**Task brief**
Go through the records and show each line where the word "Heuston" occurs.

══════

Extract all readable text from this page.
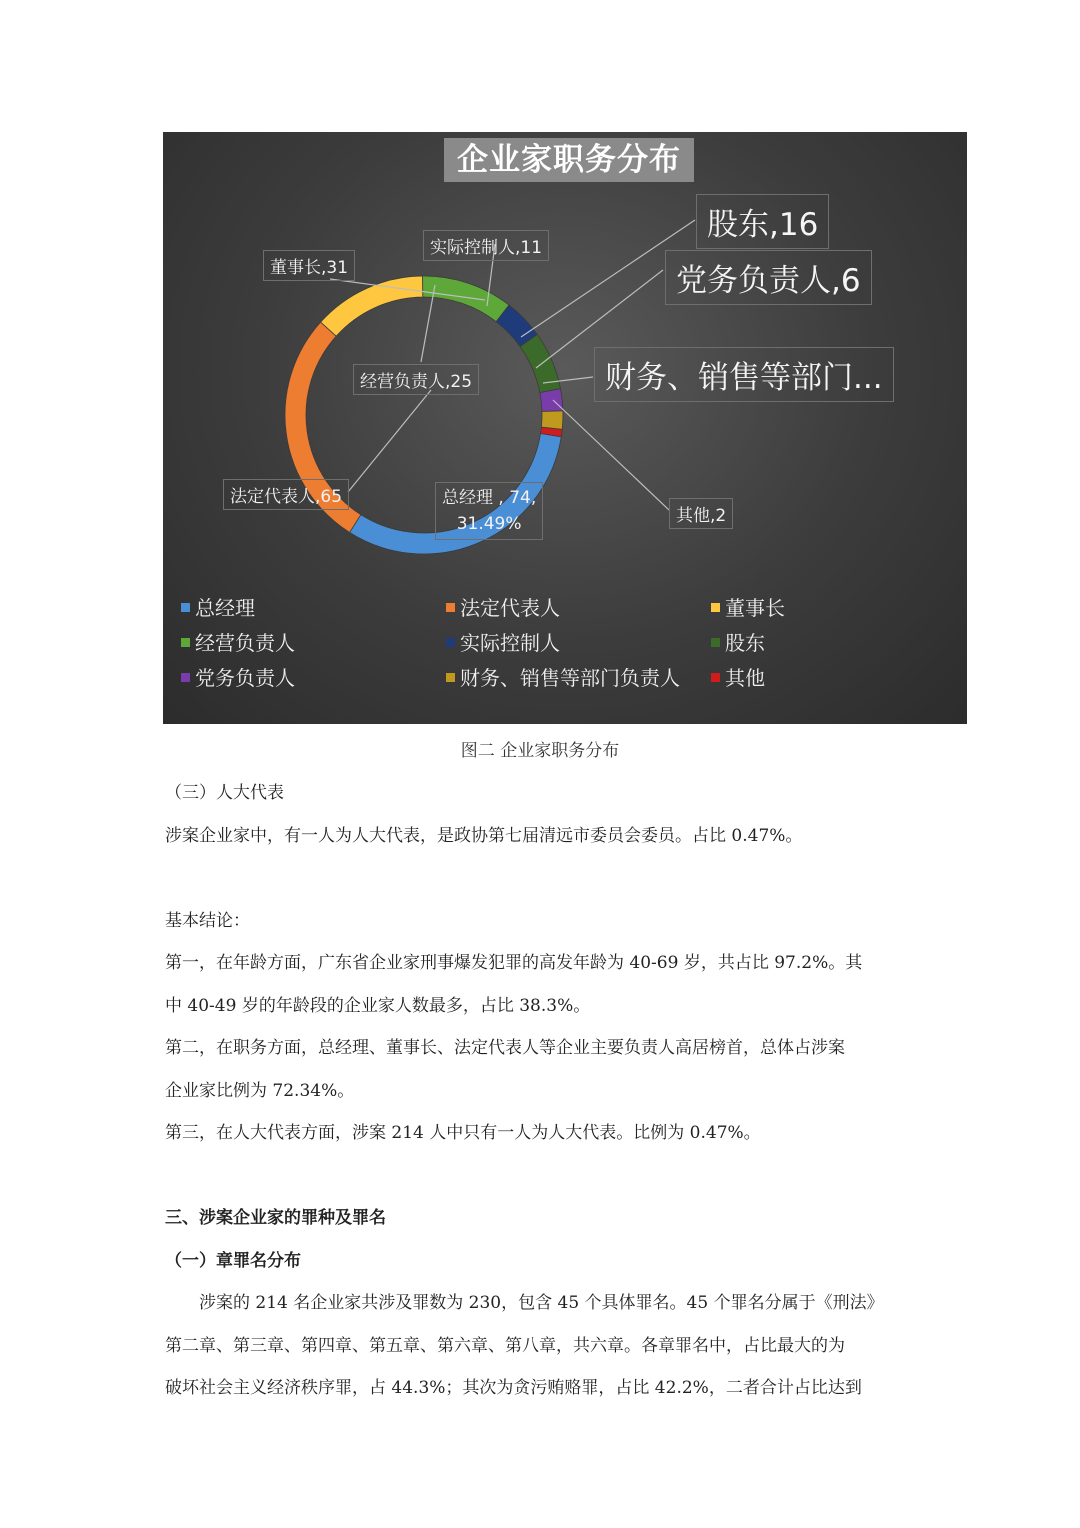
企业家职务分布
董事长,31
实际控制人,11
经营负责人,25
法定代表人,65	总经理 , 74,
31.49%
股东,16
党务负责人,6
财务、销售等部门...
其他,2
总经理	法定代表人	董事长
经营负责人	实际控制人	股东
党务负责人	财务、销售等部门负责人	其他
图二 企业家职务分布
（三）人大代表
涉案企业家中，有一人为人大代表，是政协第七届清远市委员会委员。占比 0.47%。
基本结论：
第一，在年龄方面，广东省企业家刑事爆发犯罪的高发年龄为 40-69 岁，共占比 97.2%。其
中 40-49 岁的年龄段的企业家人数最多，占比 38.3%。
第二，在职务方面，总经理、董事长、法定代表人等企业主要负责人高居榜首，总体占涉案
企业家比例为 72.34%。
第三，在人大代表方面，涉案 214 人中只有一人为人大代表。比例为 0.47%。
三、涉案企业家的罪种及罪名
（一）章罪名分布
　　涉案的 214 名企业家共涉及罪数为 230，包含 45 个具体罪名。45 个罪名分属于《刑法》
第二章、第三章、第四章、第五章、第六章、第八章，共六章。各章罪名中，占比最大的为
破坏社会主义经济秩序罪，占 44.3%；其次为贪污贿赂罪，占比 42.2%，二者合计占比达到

══════

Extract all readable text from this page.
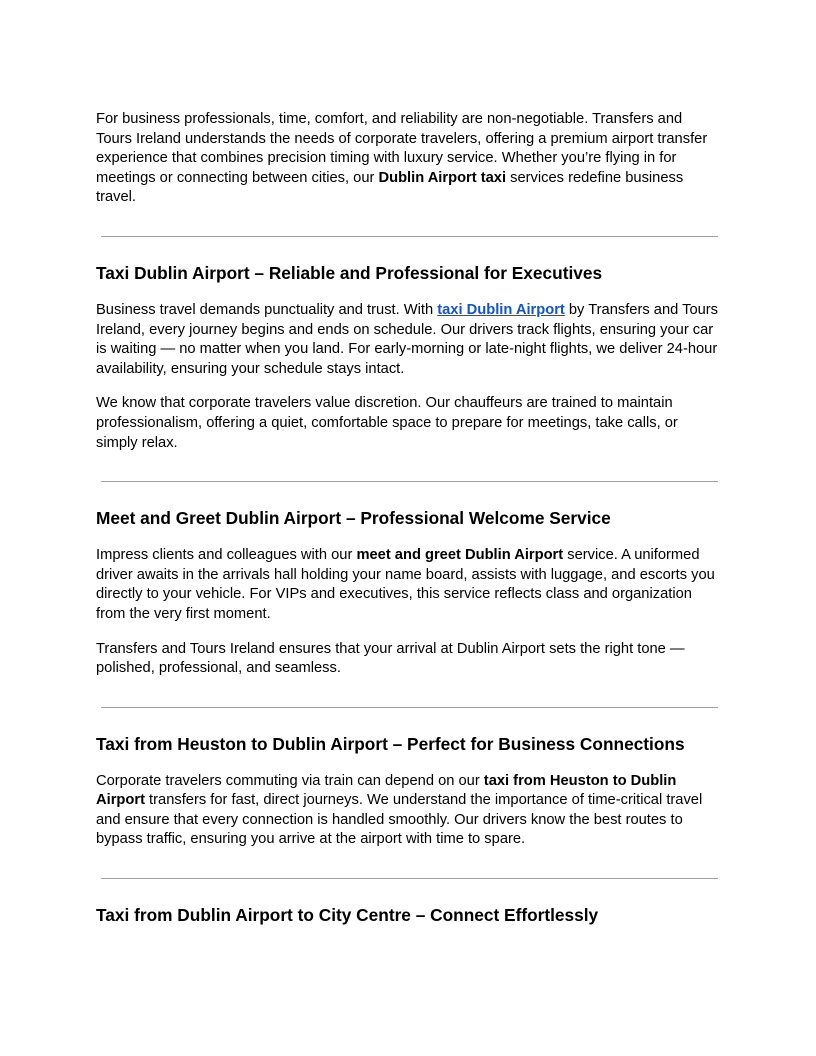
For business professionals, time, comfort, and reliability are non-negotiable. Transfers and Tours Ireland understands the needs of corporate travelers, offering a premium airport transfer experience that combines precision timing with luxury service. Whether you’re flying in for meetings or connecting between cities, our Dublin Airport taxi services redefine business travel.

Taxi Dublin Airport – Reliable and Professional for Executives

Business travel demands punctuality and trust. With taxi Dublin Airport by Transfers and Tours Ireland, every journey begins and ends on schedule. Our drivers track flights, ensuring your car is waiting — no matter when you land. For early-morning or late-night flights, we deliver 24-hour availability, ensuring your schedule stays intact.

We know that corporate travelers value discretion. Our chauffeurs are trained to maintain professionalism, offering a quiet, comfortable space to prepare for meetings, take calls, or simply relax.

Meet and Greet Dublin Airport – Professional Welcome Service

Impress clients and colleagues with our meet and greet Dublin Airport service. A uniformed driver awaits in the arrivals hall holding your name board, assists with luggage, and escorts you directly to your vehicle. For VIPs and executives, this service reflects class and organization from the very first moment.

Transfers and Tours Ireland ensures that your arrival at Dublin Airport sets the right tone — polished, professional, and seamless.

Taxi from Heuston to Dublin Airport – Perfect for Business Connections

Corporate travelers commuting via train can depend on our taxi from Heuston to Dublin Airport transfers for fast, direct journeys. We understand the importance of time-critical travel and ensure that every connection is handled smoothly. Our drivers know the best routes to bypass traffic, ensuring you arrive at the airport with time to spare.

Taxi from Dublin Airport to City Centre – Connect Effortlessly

══════

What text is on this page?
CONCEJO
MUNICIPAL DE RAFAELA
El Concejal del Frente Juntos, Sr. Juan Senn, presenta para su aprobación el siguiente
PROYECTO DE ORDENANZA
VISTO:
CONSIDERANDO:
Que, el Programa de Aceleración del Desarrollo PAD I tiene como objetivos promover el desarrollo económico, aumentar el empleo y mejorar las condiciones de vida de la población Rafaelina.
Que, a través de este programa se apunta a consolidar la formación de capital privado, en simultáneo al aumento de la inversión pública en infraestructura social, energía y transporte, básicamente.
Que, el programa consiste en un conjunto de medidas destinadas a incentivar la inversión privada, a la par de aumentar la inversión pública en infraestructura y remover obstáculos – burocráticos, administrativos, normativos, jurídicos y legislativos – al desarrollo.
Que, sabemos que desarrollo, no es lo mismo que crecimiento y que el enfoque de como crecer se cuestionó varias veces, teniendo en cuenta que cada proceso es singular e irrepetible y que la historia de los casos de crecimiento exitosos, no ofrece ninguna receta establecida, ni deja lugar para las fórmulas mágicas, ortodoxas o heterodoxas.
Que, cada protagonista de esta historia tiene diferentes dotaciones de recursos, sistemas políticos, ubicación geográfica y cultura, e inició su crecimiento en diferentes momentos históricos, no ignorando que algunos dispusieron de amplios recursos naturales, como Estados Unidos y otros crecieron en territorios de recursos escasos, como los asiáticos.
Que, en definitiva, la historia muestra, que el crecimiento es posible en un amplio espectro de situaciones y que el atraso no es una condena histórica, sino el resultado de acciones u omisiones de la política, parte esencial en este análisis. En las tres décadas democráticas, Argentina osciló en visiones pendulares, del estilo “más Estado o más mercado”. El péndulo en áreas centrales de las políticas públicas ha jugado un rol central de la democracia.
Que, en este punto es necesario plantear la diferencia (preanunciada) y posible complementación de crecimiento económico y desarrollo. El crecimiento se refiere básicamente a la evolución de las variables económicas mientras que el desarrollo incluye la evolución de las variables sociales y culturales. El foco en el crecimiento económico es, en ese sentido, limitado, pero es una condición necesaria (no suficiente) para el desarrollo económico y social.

══════

**Solved problem**
Taxi from Heuston to Dublin Airport – Perfect for Business Connections
Corporate travelers commuting via train can depend on our taxi from Heuston to Dublin Airport transfers for fast, direct journeys. We understand the importance of time-critical travel and ensure that every connection is handled smoothly. Our drivers know the best routes to bypass traffic, ensuring you arrive at the airport with time to spare.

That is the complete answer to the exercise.